[Your instructions]
Copy every line of the entries that includes the word "LNCaP".

[Material shown]

━━━

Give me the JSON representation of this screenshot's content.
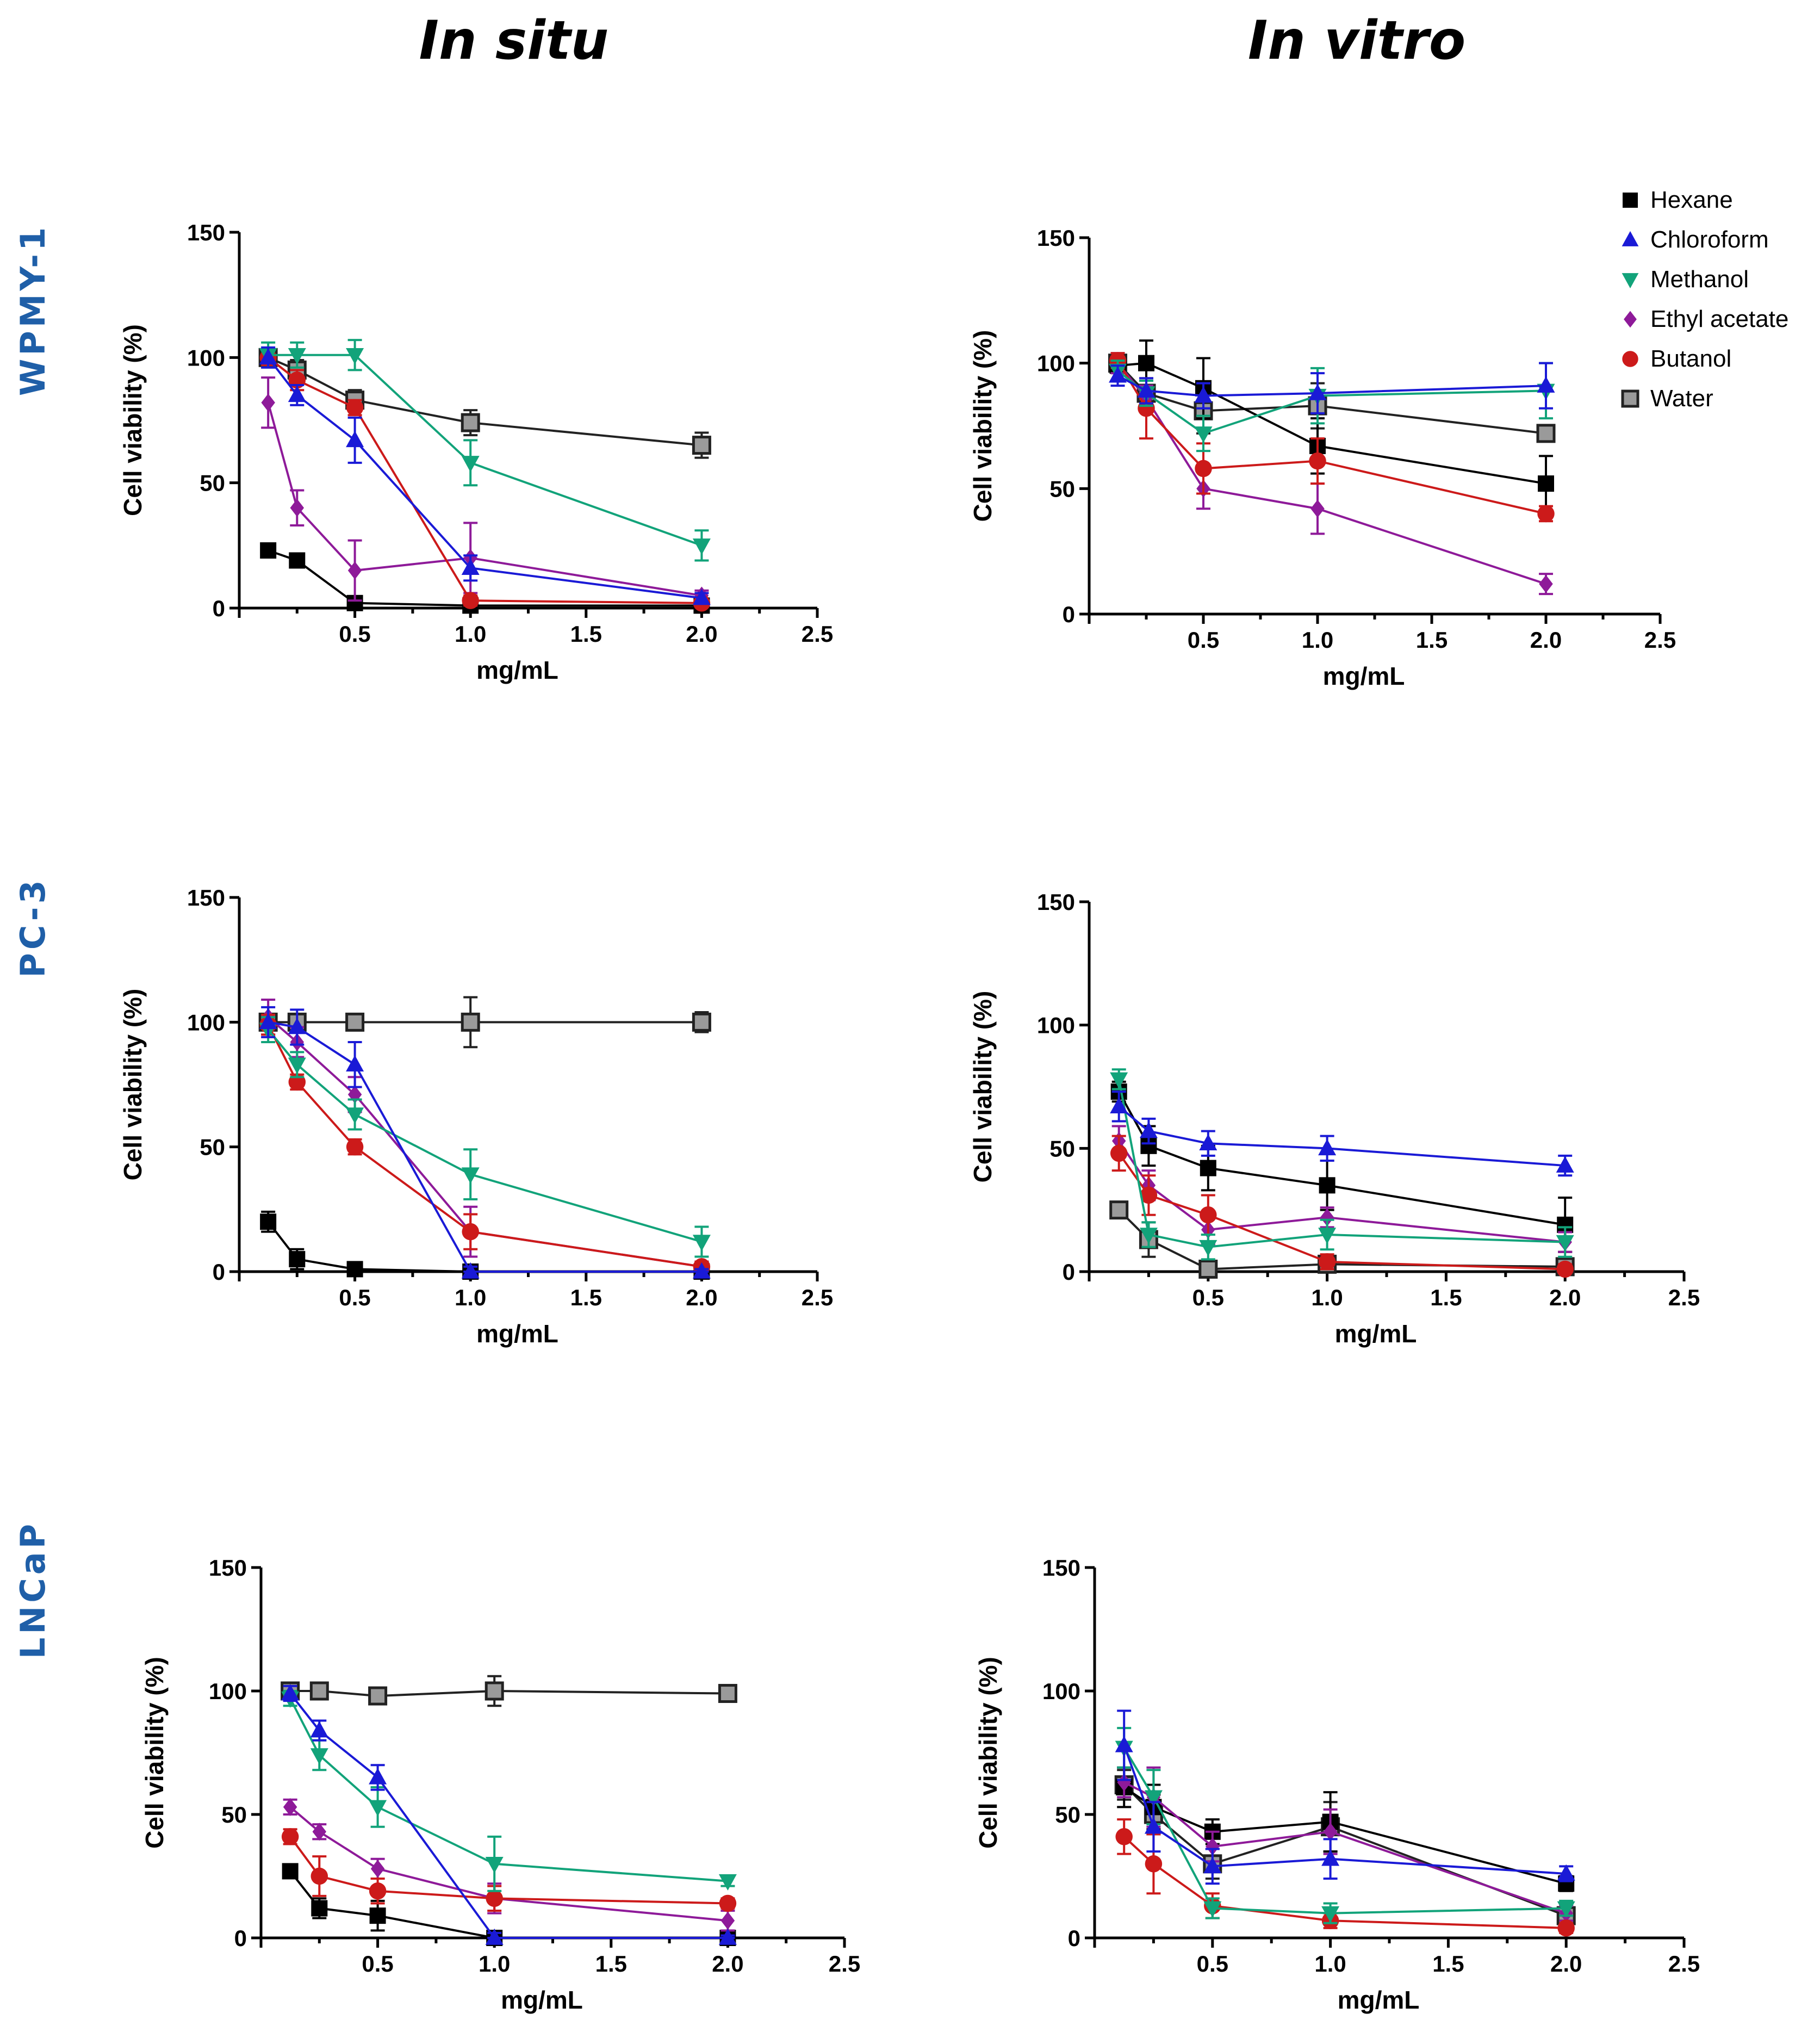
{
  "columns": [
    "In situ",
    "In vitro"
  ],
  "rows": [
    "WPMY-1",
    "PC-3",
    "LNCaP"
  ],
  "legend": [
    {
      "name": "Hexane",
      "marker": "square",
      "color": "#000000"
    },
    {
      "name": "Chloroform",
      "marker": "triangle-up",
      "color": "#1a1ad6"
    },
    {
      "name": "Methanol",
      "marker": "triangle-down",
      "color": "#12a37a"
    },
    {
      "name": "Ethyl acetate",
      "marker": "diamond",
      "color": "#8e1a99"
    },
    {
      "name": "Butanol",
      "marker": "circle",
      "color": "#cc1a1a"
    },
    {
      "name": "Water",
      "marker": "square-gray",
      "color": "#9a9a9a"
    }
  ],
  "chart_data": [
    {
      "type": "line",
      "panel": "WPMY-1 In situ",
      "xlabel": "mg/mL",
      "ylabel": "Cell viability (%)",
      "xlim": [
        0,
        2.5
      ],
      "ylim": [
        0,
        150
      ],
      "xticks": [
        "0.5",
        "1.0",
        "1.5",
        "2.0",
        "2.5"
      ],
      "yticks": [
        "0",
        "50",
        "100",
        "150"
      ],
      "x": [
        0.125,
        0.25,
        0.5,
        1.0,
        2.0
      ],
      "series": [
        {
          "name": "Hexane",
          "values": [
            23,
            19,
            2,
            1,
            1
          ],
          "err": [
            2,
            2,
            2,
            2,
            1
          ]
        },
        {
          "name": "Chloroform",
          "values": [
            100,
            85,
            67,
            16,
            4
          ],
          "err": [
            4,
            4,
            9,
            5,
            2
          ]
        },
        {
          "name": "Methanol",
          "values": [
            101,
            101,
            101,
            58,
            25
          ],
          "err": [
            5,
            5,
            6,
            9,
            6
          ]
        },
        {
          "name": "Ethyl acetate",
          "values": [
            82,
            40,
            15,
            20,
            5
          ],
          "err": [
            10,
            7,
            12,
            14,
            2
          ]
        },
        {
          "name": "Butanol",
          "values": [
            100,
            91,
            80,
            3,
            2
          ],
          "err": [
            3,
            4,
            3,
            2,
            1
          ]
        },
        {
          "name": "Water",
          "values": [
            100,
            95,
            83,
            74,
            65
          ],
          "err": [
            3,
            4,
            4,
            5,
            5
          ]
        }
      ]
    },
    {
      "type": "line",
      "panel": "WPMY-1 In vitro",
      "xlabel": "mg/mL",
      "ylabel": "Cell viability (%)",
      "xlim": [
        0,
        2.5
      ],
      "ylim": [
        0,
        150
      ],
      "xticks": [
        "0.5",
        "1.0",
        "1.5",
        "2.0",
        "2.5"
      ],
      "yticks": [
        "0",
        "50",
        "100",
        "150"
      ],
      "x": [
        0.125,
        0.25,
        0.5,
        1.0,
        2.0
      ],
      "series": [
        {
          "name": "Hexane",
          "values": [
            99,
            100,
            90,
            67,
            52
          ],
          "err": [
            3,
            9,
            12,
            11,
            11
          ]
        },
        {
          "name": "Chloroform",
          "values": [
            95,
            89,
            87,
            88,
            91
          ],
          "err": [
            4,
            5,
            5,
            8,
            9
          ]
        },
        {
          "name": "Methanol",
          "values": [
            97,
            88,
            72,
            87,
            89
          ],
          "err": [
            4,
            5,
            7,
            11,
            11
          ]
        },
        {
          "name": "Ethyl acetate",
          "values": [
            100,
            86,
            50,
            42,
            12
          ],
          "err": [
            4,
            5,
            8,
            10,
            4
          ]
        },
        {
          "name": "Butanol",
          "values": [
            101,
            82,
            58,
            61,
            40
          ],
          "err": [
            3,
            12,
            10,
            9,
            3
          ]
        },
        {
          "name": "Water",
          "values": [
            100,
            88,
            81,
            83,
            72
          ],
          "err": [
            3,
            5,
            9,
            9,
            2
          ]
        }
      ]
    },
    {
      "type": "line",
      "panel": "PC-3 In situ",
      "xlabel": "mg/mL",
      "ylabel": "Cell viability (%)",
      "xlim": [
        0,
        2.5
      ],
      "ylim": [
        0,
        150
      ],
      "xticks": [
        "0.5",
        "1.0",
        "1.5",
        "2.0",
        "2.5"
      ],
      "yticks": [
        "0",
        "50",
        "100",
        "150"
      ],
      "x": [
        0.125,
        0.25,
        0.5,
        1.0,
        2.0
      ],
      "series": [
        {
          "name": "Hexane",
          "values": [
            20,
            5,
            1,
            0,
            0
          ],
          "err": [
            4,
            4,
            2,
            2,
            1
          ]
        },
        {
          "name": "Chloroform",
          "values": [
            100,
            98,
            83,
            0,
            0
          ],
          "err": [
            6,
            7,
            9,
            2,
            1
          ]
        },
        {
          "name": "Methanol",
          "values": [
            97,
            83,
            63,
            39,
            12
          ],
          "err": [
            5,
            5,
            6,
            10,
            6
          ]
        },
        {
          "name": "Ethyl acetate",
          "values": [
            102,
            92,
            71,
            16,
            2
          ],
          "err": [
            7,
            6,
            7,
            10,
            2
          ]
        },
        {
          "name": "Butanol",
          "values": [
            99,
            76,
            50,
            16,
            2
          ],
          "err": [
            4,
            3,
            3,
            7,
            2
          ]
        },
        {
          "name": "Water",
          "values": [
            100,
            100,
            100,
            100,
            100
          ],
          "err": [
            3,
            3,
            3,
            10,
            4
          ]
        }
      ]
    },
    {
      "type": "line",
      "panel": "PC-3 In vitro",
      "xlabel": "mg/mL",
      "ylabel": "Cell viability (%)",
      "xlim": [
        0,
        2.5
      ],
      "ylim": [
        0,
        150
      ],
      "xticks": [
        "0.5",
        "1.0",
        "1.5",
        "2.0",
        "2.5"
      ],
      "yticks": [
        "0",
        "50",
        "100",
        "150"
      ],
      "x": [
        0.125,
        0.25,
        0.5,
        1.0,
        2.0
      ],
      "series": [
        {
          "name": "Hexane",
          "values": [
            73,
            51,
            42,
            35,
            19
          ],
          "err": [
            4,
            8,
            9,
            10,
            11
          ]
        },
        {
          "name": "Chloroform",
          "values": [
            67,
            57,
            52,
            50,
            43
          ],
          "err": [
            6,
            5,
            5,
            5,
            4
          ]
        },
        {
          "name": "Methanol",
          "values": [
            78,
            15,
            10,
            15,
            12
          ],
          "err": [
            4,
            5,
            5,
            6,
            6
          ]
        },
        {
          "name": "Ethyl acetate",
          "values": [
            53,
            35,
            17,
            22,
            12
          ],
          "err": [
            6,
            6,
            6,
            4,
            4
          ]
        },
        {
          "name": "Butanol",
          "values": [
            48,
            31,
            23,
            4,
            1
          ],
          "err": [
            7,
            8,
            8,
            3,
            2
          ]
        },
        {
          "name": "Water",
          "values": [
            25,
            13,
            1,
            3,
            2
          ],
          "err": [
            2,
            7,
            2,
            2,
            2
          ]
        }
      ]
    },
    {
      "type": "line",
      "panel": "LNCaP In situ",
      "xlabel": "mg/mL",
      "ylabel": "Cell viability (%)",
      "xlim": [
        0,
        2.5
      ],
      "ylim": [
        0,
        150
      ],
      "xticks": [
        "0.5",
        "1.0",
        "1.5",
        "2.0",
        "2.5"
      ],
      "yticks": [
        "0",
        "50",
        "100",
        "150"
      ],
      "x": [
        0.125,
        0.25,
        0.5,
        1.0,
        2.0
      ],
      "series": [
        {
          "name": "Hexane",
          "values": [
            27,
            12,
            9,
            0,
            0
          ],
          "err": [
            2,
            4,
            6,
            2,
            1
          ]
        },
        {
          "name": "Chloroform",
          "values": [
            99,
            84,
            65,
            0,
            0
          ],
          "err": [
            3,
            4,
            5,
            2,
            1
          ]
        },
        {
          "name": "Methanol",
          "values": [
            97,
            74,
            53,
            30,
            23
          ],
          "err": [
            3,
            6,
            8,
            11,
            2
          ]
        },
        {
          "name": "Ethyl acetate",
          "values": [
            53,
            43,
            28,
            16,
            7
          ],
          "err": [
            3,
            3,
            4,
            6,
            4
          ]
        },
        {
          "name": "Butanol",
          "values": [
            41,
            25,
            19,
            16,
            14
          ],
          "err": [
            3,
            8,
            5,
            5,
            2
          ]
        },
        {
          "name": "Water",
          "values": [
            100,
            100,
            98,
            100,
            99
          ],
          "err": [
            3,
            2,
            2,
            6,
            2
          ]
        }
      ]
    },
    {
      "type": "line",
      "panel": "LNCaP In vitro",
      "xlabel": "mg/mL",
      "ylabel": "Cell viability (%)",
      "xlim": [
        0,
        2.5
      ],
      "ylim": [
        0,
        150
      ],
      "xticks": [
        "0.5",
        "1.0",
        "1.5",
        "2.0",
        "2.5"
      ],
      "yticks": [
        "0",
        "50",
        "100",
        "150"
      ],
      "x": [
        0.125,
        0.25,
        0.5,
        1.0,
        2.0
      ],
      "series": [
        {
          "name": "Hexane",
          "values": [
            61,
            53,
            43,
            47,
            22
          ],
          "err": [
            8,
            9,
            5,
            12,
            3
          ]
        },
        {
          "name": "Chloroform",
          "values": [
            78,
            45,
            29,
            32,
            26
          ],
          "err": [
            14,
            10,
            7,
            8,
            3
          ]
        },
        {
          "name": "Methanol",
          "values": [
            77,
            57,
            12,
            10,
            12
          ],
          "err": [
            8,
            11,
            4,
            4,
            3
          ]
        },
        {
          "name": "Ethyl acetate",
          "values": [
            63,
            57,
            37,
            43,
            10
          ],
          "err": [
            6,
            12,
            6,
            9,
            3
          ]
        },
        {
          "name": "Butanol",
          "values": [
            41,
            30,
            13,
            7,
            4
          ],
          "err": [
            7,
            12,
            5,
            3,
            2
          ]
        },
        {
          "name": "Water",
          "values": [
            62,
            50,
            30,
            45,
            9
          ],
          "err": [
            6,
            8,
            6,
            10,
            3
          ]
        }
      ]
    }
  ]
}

━━━

[The completed task]
    "LNCaP"
      "panel": "LNCaP In situ",
      "panel": "LNCaP In vitro",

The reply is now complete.